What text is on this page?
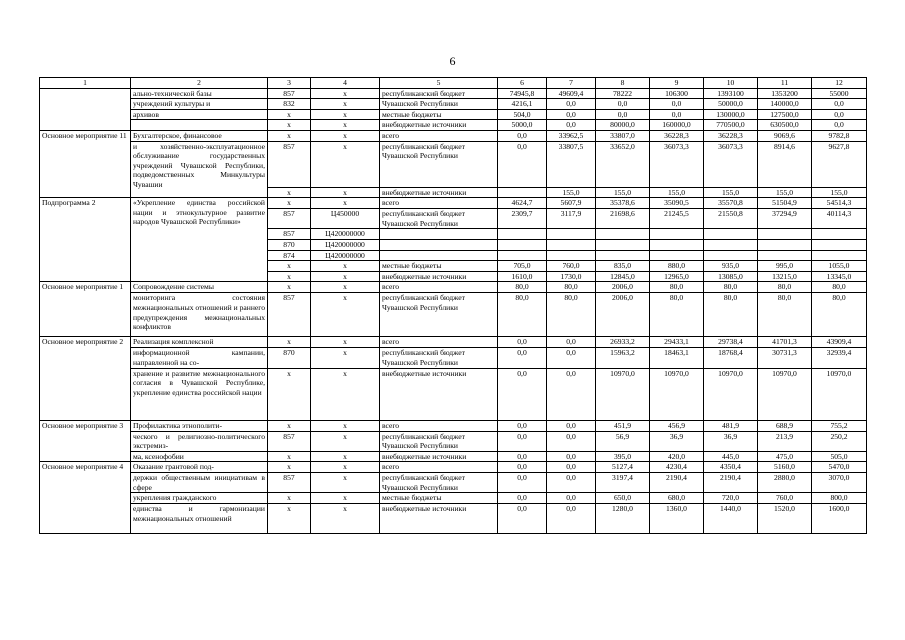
6
1	2	3	4	5	6	7	8	9	10	11	12
	ально-технической базы	857	x	республиканский бюджет	74945,8	49609,4	78222	106300	1393100	1353200	55000
	учреждений культуры и	832	x	Чувашской Республики	4216,1	0,0	0,0	0,0	50000,0	140000,0	0,0
	архивов	x	x	местные бюджеты	504,0	0,0	0,0	0,0	130000,0	127500,0	0,0
		x	x	внебюджетные источники	5000,0	0,0	80000,0	160000,0	770500,0	630500,0	0,0
Основное мероприятие 11	Бухгалтерское, финансовое	x	x	всего	0,0	33962,5	33807,0	36228,3	36228,3	9069,6	9782,8
	и хозяйственно-эксплуатационное обслуживание государственных учреждений Чувашской Республики, подведомственных Минкультуры Чувашии	857	x	республиканский бюджет Чувашской Республики	0,0	33807,5	33652,0	36073,3	36073,3	8914,6	9627,8
		x	x	внебюджетные источники		155,0	155,0	155,0	155,0	155,0	155,0
Подпрограмма 2	«Укрепление единства российской нации и этнокультурное развитие народов Чувашской Республики»	x	x	всего	4624,7	5607,9	35378,6	35090,5	35570,8	51504,9	54514,3
		857	Ц450000	республиканский бюджет Чувашской Республики	2309,7	3117,9	21698,6	21245,5	21550,8	37294,9	40114,3
		857	Ц420000000								
		870	Ц420000000								
		874	Ц420000000								
		x	x	местные бюджеты	705,0	760,0	835,0	880,0	935,0	995,0	1055,0
		x	x	внебюджетные источники	1610,0	1730,0	12845,0	12965,0	13085,0	13215,0	13345,0
Основное мероприятие 1	Сопровождение системы	x	x	всего	80,0	80,0	2006,0	80,0	80,0	80,0	80,0
	мониторинга состояния межнациональных отношений и раннего предупреждения межнациональных конфликтов	857	x	республиканский бюджет Чувашской Республики	80,0	80,0	2006,0	80,0	80,0	80,0	80,0
Основное мероприятие 2	Реализация комплексной	x	x	всего	0,0	0,0	26933,2	29433,1	29738,4	41701,3	43909,4
	информационной кампании, направленной на со-	870	x	республиканский бюджет Чувашской Республики	0,0	0,0	15963,2	18463,1	18768,4	30731,3	32939,4
	хранение и развитие межнационального согласия в Чувашской Республике, укрепление единства российской нации	x	x	внебюджетные источники	0,0	0,0	10970,0	10970,0	10970,0	10970,0	10970,0
Основное мероприятие 3	Профилактика этнополити-	x	x	всего	0,0	0,0	451,9	456,9	481,9	688,9	755,2
	ческого и религиозно-политического экстремиз-	857	x	республиканский бюджет Чувашской Республики	0,0	0,0	56,9	36,9	36,9	213,9	250,2
	ма, ксенофобии	x	x	внебюджетные источники	0,0	0,0	395,0	420,0	445,0	475,0	505,0
Основное мероприятие 4	Оказание грантовой под-	x	x	всего	0,0	0,0	5127,4	4230,4	4350,4	5160,0	5470,0
	держки общественным инициативам в сфере	857	x	республиканский бюджет Чувашской Республики	0,0	0,0	3197,4	2190,4	2190,4	2880,0	3070,0
	укрепления гражданского	x	x	местные бюджеты	0,0	0,0	650,0	680,0	720,0	760,0	800,0
	единства и гармонизации межнациональных отношений	x	x	внебюджетные источники	0,0	0,0	1280,0	1360,0	1440,0	1520,0	1600,0
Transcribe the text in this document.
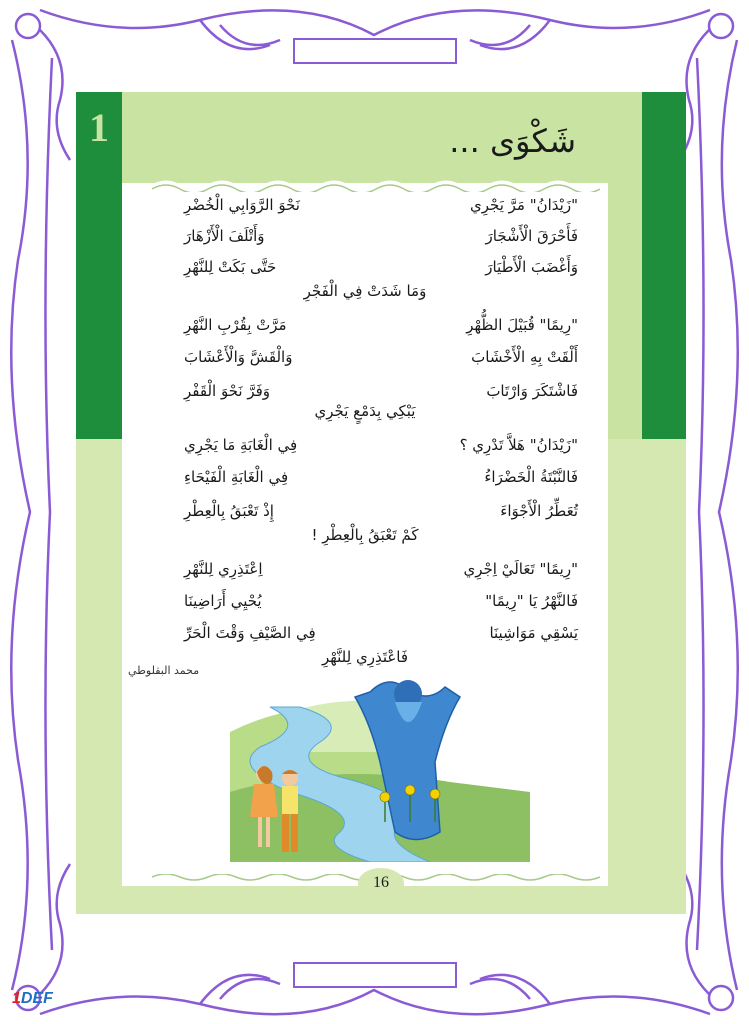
1	شَكْوَى ...
"زَيْدَانُ" مَرَّ يَجْرِي
نَحْوَ الرَّوَابِي الْخُضْرِ
فَأَحْرَقَ الْأَشْجَارَ
وَأَتْلَفَ الْأَزْهَارَ
وَأَغْضَبَ الْأَطْيَارَ
حَتَّى بَكَتْ لِلنَّهْرِ
وَمَا شَدَتْ فِي الْفَجْرِ
"رِيمًا" قُبَيْلَ الظُّهْرِ
مَرَّتْ بِقُرْبِ النَّهْرِ
أَلْقَتْ بِهِ الْأَخْشَابَ
وَالْقَشَّ وَالْأَعْشَابَ
فَاشْتَكَرَ وَارْتَابَ
وَفَرَّ نَحْوَ الْقَفْرِ
يَبْكِي بِدَمْعٍ يَجْرِي
"زَيْدَانُ" هَلاَّ تَدْرِي ؟
فِي الْغَابَةِ مَا يَجْرِي
فَالنَّبْتَةُ الْخَضْرَاءُ
فِي الْغَابَةِ الْفَيْحَاءِ
تُعَطِّرُ الْأَجْوَاءَ
إِذْ تَعْبَقُ بِالْعِطْرِ
كَمْ تَعْبَقُ بِالْعِطْرِ !
"رِيمًا" تَعَالَيْ اِجْرِي
اِعْتَذِرِي لِلنَّهْرِ
فَالنَّهْرُ يَا "رِيمًا"
يُحْيِي أَرَاضِينَا
يَسْقِي مَوَاشِينَا
فِي الصَّيْفِ وَقْتَ الْحَرِّ
فَاعْتَذِرِي لِلنَّهْرِ
محمد البقلوطي
16
1DEF
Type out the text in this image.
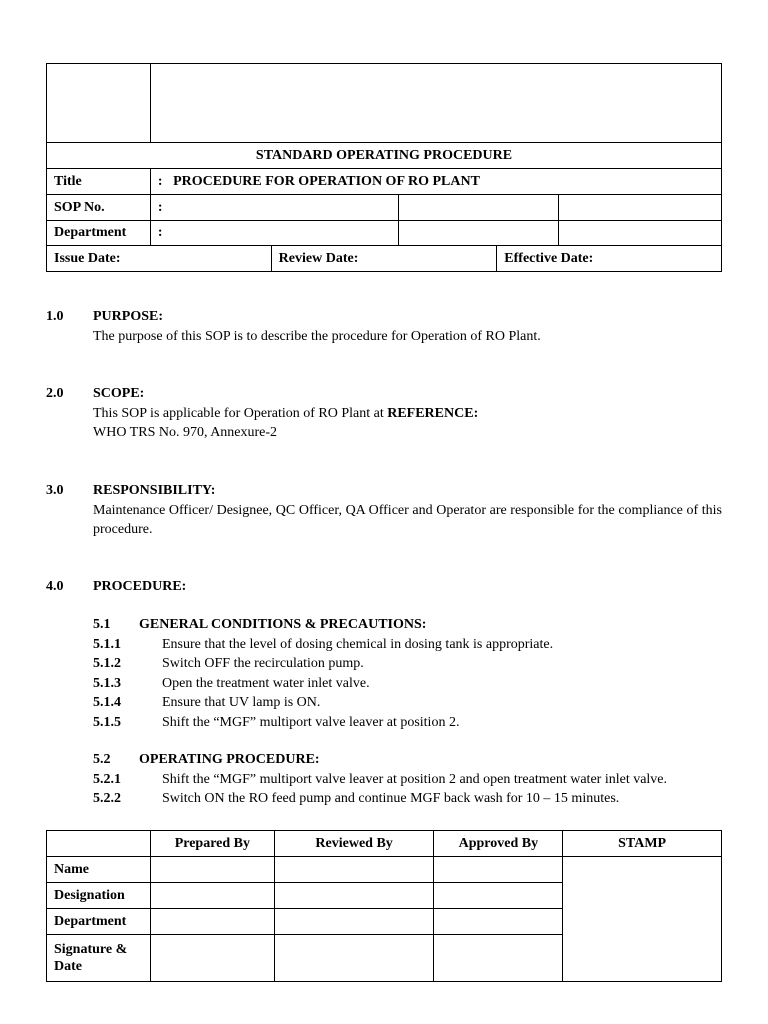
STANDARD OPERATING PROCEDURE					
Title	:   PROCEDURE FOR OPERATION OF RO PLANT				
SOP No.	:				
Department	:				
Issue Date:		Review Date:		Effective Date:	
1.0 PURPOSE:
The purpose of this SOP is to describe the procedure for Operation of RO Plant.
2.0 SCOPE:
This SOP is applicable for Operation of RO Plant at REFERENCE:
WHO TRS No. 970, Annexure-2
3.0 RESPONSIBILITY:
Maintenance Officer/ Designee, QC Officer, QA Officer and Operator are responsible for the compliance of this procedure.
4.0 PROCEDURE:
5.1 GENERAL CONDITIONS & PRECAUTIONS:
5.1.1	Ensure that the level of dosing chemical in dosing tank is appropriate.
5.1.2	Switch OFF the recirculation pump.
5.1.3	Open the treatment water inlet valve.
5.1.4	Ensure that UV lamp is ON.
5.1.5	Shift the “MGF” multiport valve leaver at position 2.
5.2 OPERATING PROCEDURE:
5.2.1	Shift the “MGF” multiport valve leaver at position 2 and open treatment water inlet valve.
5.2.2	Switch ON the RO feed pump and continue MGF back wash for 10 – 15 minutes.
	Prepared By	Reviewed By	Approved By	STAMP
Name				
Designation				
Department				
Signature & Date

● Given problem
Copy every record above exactly, leaving out any pictures.

● Complete response
What text is on this page?
6
1	2	3	4	5	6	7	8	9	10	11	12
	ально-технической базы	857	x	республиканский бюджет	74945,8	49609,4	78222	106300	1393100	1353200	55000
	учреждений культуры и	832	x	Чувашской Республики	4216,1	0,0	0,0	0,0	50000,0	140000,0	0,0
	архивов	x	x	местные бюджеты	504,0	0,0	0,0	0,0	130000,0	127500,0	0,0
		x	x	внебюджетные источники	5000,0	0,0	80000,0	160000,0	770500,0	630500,0	0,0
Основное мероприятие 11	Бухгалтерское, финансовое	x	x	всего	0,0	33962,5	33807,0	36228,3	36228,3	9069,6	9782,8
	и хозяйственно-эксплуатационное обслуживание государственных учреждений Чувашской Республики, подведомственных Минкультуры Чувашии	857	x	республиканский бюджет Чувашской Республики	0,0	33807,5	33652,0	36073,3	36073,3	8914,6	9627,8
		x	x	внебюджетные источники		155,0	155,0	155,0	155,0	155,0	155,0
Подпрограмма 2	«Укрепление единства российской нации и этнокультурное развитие народов Чувашской Республики»	x	x	всего	4624,7	5607,9	35378,6	35090,5	35570,8	51504,9	54514,3
		857	Ц450000	республиканский бюджет Чувашской Республики	2309,7	3117,9	21698,6	21245,5	21550,8	37294,9	40114,3
		857	Ц420000000								
		870	Ц420000000								
		874	Ц420000000								
		x	x	местные бюджеты	705,0	760,0	835,0	880,0	935,0	995,0	1055,0
		x	x	внебюджетные источники	1610,0	1730,0	12845,0	12965,0	13085,0	13215,0	13345,0
Основное мероприятие 1	Сопровождение системы	x	x	всего	80,0	80,0	2006,0	80,0	80,0	80,0	80,0
	мониторинга состояния межнациональных отношений и раннего предупреждения межнациональных конфликтов	857	x	республиканский бюджет Чувашской Республики	80,0	80,0	2006,0	80,0	80,0	80,0	80,0
Основное мероприятие 2	Реализация комплексной	x	x	всего	0,0	0,0	26933,2	29433,1	29738,4	41701,3	43909,4
	информационной кампании, направленной на со-	870	x	республиканский бюджет Чувашской Республики	0,0	0,0	15963,2	18463,1	18768,4	30731,3	32939,4
	хранение и развитие межнационального согласия в Чувашской Республике, укрепление единства российской нации	x	x	внебюджетные источники	0,0	0,0	10970,0	10970,0	10970,0	10970,0	10970,0
Основное мероприятие 3	Профилактика этнополити-	x	x	всего	0,0	0,0	451,9	456,9	481,9	688,9	755,2
	ческого и религиозно-политического экстремиз-	857	x	республиканский бюджет Чувашской Республики	0,0	0,0	56,9	36,9	36,9	213,9	250,2
	ма, ксенофобии	x	x	внебюджетные источники	0,0	0,0	395,0	420,0	445,0	475,0	505,0
Основное мероприятие 4	Оказание грантовой под-	x	x	всего	0,0	0,0	5127,4	4230,4	4350,4	5160,0	5470,0
	держки общественным инициативам в сфере	857	x	республиканский бюджет Чувашской Республики	0,0	0,0	3197,4	2190,4	2190,4	2880,0	3070,0
	укрепления гражданского	x	x	местные бюджеты	0,0	0,0	650,0	680,0	720,0	760,0	800,0
	единства и гармонизации межнациональных отношений	x	x	внебюджетные источники	0,0	0,0	1280,0	1360,0	1440,0	1520,0	1600,0
Transcribe the text in this document.
1	شَكْوَى ...
"زَيْدَانُ" مَرَّ يَجْرِي
نَحْوَ الرَّوَابِي الْخُضْرِ
فَأَحْرَقَ الْأَشْجَارَ
وَأَتْلَفَ الْأَزْهَارَ
وَأَغْضَبَ الْأَطْيَارَ
حَتَّى بَكَتْ لِلنَّهْرِ
وَمَا شَدَتْ فِي الْفَجْرِ
"رِيمًا" قُبَيْلَ الظُّهْرِ
مَرَّتْ بِقُرْبِ النَّهْرِ
أَلْقَتْ بِهِ الْأَخْشَابَ
وَالْقَشَّ وَالْأَعْشَابَ
فَاشْتَكَرَ وَارْتَابَ
وَفَرَّ نَحْوَ الْقَفْرِ
يَبْكِي بِدَمْعٍ يَجْرِي
"زَيْدَانُ" هَلاَّ تَدْرِي ؟
فِي الْغَابَةِ مَا يَجْرِي
فَالنَّبْتَةُ الْخَضْرَاءُ
فِي الْغَابَةِ الْفَيْحَاءِ
تُعَطِّرُ الْأَجْوَاءَ
إِذْ تَعْبَقُ بِالْعِطْرِ
كَمْ تَعْبَقُ بِالْعِطْرِ !
"رِيمًا" تَعَالَيْ اِجْرِي
اِعْتَذِرِي لِلنَّهْرِ
فَالنَّهْرُ يَا "رِيمًا"
يُحْيِي أَرَاضِينَا
يَسْقِي مَوَاشِينَا
فِي الصَّيْفِ وَقْتَ الْحَرِّ
فَاعْتَذِرِي لِلنَّهْرِ
محمد البقلوطي
16
1DEF
Type out the text in this image.
STANDARD OPERATING PROCEDURE					
Title	:   PROCEDURE FOR OPERATION OF RO PLANT				
SOP No.	:				
Department	:				
Issue Date:		Review Date:		Effective Date:	
1.0 PURPOSE:
The purpose of this SOP is to describe the procedure for Operation of RO Plant.
2.0 SCOPE:
This SOP is applicable for Operation of RO Plant at REFERENCE:
WHO TRS No. 970, Annexure-2
3.0 RESPONSIBILITY:
Maintenance Officer/ Designee, QC Officer, QA Officer and Operator are responsible for the compliance of this procedure.
4.0 PROCEDURE:
5.1 GENERAL CONDITIONS & PRECAUTIONS:
5.1.1	Ensure that the level of dosing chemical in dosing tank is appropriate.
5.1.2	Switch OFF the recirculation pump.
5.1.3	Open the treatment water inlet valve.
5.1.4	Ensure that UV lamp is ON.
5.1.5	Shift the “MGF” multiport valve leaver at position 2.
5.2 OPERATING PROCEDURE:
5.2.1	Shift the “MGF” multiport valve leaver at position 2 and open treatment water inlet valve.
5.2.2	Switch ON the RO feed pump and continue MGF back wash for 10 – 15 minutes.
	Prepared By	Reviewed By	Approved By	STAMP
Name				
Designation				
Department				
Signature & Date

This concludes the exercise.